What is expected.
Transcribe the listing below word for word.

(Data excerpts)
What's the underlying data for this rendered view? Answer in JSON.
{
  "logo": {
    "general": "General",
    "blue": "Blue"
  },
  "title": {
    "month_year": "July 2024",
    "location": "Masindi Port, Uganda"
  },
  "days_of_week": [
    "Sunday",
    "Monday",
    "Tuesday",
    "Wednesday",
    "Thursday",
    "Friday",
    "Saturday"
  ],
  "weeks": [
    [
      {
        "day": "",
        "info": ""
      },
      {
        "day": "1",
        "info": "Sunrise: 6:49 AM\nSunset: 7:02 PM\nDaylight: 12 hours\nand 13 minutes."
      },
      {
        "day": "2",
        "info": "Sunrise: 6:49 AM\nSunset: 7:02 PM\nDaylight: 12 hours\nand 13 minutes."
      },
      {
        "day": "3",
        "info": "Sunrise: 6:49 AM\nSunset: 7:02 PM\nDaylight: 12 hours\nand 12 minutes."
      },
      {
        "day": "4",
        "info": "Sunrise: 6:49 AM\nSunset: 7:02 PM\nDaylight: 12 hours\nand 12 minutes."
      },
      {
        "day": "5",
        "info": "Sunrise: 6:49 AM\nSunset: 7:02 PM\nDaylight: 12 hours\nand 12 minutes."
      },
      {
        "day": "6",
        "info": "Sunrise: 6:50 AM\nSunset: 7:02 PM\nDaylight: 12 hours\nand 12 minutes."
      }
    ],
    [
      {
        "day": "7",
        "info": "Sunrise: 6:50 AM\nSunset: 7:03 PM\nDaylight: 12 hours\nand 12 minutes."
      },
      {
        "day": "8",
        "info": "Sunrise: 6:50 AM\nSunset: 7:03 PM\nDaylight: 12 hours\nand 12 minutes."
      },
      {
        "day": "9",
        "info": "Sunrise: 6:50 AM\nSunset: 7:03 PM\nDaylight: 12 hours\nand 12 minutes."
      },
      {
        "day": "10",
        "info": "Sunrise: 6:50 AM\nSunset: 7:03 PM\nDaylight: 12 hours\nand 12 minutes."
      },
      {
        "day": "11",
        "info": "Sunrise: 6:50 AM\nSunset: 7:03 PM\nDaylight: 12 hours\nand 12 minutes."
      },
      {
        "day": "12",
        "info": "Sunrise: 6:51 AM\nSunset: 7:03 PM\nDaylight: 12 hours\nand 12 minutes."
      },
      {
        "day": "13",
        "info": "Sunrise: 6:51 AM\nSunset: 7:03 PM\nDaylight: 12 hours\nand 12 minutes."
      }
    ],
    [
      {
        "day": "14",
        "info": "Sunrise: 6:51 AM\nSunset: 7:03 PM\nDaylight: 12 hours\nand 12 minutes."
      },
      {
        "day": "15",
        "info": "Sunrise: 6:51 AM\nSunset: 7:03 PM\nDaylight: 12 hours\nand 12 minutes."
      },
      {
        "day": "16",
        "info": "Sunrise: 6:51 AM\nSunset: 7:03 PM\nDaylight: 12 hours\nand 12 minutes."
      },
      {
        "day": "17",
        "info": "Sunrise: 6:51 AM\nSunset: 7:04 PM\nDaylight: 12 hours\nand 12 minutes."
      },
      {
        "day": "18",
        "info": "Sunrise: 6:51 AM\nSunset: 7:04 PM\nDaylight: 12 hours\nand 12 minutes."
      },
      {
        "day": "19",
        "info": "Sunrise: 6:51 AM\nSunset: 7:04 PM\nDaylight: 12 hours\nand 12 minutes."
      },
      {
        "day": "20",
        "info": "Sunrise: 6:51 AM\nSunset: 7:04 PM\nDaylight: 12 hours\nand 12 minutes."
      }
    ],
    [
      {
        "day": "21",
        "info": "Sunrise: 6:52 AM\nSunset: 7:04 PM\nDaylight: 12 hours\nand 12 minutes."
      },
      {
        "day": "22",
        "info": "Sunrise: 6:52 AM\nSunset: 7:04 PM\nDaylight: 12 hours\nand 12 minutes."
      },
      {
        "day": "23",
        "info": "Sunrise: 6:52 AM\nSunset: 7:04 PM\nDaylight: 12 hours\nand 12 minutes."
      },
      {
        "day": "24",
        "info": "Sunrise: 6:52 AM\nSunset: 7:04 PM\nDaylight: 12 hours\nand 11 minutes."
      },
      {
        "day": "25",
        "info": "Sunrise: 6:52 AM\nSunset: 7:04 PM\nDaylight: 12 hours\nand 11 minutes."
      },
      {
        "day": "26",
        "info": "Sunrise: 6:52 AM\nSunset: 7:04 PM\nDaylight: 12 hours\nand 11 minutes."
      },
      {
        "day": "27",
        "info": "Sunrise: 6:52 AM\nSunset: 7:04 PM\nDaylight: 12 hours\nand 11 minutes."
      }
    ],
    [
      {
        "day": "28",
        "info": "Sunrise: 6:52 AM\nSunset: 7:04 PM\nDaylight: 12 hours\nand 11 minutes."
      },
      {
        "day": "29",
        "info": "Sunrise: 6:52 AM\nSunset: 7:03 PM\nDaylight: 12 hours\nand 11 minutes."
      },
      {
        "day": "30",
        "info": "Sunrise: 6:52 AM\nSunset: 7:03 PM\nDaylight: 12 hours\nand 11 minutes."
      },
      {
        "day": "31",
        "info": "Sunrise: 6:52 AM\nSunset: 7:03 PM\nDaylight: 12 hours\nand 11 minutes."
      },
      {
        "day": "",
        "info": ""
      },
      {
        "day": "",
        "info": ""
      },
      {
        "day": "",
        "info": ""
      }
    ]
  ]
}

Written answer.
What's the underlying data for this rendered view? Answer in JSON.
{
  "logo": {
    "general": "General",
    "blue": "Blue"
  },
  "title": {
    "month_year": "July 2024",
    "location": "Masindi Port, Uganda"
  },
  "days_of_week": [
    "Sunday",
    "Monday",
    "Tuesday",
    "Wednesday",
    "Thursday",
    "Friday",
    "Saturday"
  ],
  "weeks": [
    [
      {
        "day": "",
        "info": ""
      },
      {
        "day": "1",
        "info": "Sunrise: 6:49 AM\nSunset: 7:02 PM\nDaylight: 12 hours\nand 13 minutes."
      },
      {
        "day": "2",
        "info": "Sunrise: 6:49 AM\nSunset: 7:02 PM\nDaylight: 12 hours\nand 13 minutes."
      },
      {
        "day": "3",
        "info": "Sunrise: 6:49 AM\nSunset: 7:02 PM\nDaylight: 12 hours\nand 12 minutes."
      },
      {
        "day": "4",
        "info": "Sunrise: 6:49 AM\nSunset: 7:02 PM\nDaylight: 12 hours\nand 12 minutes."
      },
      {
        "day": "5",
        "info": "Sunrise: 6:49 AM\nSunset: 7:02 PM\nDaylight: 12 hours\nand 12 minutes."
      },
      {
        "day": "6",
        "info": "Sunrise: 6:50 AM\nSunset: 7:02 PM\nDaylight: 12 hours\nand 12 minutes."
      }
    ],
    [
      {
        "day": "7",
        "info": "Sunrise: 6:50 AM\nSunset: 7:03 PM\nDaylight: 12 hours\nand 12 minutes."
      },
      {
        "day": "8",
        "info": "Sunrise: 6:50 AM\nSunset: 7:03 PM\nDaylight: 12 hours\nand 12 minutes."
      },
      {
        "day": "9",
        "info": "Sunrise: 6:50 AM\nSunset: 7:03 PM\nDaylight: 12 hours\nand 12 minutes."
      },
      {
        "day": "10",
        "info": "Sunrise: 6:50 AM\nSunset: 7:03 PM\nDaylight: 12 hours\nand 12 minutes."
      },
      {
        "day": "11",
        "info": "Sunrise: 6:50 AM\nSunset: 7:03 PM\nDaylight: 12 hours\nand 12 minutes."
      },
      {
        "day": "12",
        "info": "Sunrise: 6:51 AM\nSunset: 7:03 PM\nDaylight: 12 hours\nand 12 minutes."
      },
      {
        "day": "13",
        "info": "Sunrise: 6:51 AM\nSunset: 7:03 PM\nDaylight: 12 hours\nand 12 minutes."
      }
    ],
    [
      {
        "day": "14",
        "info": "Sunrise: 6:51 AM\nSunset: 7:03 PM\nDaylight: 12 hours\nand 12 minutes."
      },
      {
        "day": "15",
        "info": "Sunrise: 6:51 AM\nSunset: 7:03 PM\nDaylight: 12 hours\nand 12 minutes."
      },
      {
        "day": "16",
        "info": "Sunrise: 6:51 AM\nSunset: 7:03 PM\nDaylight: 12 hours\nand 12 minutes."
      },
      {
        "day": "17",
        "info": "Sunrise: 6:51 AM\nSunset: 7:04 PM\nDaylight: 12 hours\nand 12 minutes."
      },
      {
        "day": "18",
        "info": "Sunrise: 6:51 AM\nSunset: 7:04 PM\nDaylight: 12 hours\nand 12 minutes."
      },
      {
        "day": "19",
        "info": "Sunrise: 6:51 AM\nSunset: 7:04 PM\nDaylight: 12 hours\nand 12 minutes."
      },
      {
        "day": "20",
        "info": "Sunrise: 6:51 AM\nSunset: 7:04 PM\nDaylight: 12 hours\nand 12 minutes."
      }
    ],
    [
      {
        "day": "21",
        "info": "Sunrise: 6:52 AM\nSunset: 7:04 PM\nDaylight: 12 hours\nand 12 minutes."
      },
      {
        "day": "22",
        "info": "Sunrise: 6:52 AM\nSunset: 7:04 PM\nDaylight: 12 hours\nand 12 minutes."
      },
      {
        "day": "23",
        "info": "Sunrise: 6:52 AM\nSunset: 7:04 PM\nDaylight: 12 hours\nand 12 minutes."
      },
      {
        "day": "24",
        "info": "Sunrise: 6:52 AM\nSunset: 7:04 PM\nDaylight: 12 hours\nand 11 minutes."
      },
      {
        "day": "25",
        "info": "Sunrise: 6:52 AM\nSunset: 7:04 PM\nDaylight: 12 hours\nand 11 minutes."
      },
      {
        "day": "26",
        "info": "Sunrise: 6:52 AM\nSunset: 7:04 PM\nDaylight: 12 hours\nand 11 minutes."
      },
      {
        "day": "27",
        "info": "Sunrise: 6:52 AM\nSunset: 7:04 PM\nDaylight: 12 hours\nand 11 minutes."
      }
    ],
    [
      {
        "day": "28",
        "info": "Sunrise: 6:52 AM\nSunset: 7:04 PM\nDaylight: 12 hours\nand 11 minutes."
      },
      {
        "day": "29",
        "info": "Sunrise: 6:52 AM\nSunset: 7:03 PM\nDaylight: 12 hours\nand 11 minutes."
      },
      {
        "day": "30",
        "info": "Sunrise: 6:52 AM\nSunset: 7:03 PM\nDaylight: 12 hours\nand 11 minutes."
      },
      {
        "day": "31",
        "info": "Sunrise: 6:52 AM\nSunset: 7:03 PM\nDaylight: 12 hours\nand 11 minutes."
      },
      {
        "day": "",
        "info": ""
      },
      {
        "day": "",
        "info": ""
      },
      {
        "day": "",
        "info": ""
      }
    ]
  ]
}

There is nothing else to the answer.